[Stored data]
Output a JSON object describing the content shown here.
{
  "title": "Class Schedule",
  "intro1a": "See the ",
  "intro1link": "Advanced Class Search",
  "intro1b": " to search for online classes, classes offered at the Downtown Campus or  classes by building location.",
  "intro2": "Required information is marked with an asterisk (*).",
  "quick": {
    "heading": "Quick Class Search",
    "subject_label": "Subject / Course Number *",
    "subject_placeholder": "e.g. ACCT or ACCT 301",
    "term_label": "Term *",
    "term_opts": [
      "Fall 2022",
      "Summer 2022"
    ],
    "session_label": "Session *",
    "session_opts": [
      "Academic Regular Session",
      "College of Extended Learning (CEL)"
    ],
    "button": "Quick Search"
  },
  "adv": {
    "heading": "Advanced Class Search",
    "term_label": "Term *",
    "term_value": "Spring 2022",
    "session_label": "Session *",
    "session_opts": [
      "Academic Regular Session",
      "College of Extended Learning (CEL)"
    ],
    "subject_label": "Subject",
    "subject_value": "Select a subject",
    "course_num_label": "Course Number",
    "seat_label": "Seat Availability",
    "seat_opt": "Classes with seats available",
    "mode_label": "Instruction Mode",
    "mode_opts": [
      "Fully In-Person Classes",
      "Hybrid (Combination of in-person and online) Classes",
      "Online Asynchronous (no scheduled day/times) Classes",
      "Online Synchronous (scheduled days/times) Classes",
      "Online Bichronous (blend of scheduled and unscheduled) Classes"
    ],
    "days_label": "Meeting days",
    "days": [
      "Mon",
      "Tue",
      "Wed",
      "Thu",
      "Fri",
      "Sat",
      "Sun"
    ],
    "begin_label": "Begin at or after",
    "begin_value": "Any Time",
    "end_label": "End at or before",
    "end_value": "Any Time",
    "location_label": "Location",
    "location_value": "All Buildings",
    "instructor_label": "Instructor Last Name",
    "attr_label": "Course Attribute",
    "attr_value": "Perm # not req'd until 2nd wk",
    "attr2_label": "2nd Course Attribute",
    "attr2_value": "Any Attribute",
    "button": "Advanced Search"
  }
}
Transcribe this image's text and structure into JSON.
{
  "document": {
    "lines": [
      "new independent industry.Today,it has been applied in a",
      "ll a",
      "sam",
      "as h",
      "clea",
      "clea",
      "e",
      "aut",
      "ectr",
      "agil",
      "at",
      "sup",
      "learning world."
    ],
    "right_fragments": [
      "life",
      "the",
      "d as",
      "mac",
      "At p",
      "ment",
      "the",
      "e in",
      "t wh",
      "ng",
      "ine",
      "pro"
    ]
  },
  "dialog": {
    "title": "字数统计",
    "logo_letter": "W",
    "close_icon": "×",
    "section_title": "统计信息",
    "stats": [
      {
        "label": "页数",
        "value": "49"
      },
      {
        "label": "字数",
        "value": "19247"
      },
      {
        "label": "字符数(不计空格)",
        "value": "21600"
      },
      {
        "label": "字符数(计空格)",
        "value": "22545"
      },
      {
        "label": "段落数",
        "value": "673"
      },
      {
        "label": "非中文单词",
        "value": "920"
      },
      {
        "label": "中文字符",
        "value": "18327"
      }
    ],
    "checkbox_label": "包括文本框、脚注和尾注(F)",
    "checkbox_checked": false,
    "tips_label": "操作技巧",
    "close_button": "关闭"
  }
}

**Aim of the exercise**
Show the lines of the records that include the string "times".

**Written solution**
      "Online Asynchronous (no scheduled day/times) Classes",
      "Online Synchronous (scheduled days/times) Classes",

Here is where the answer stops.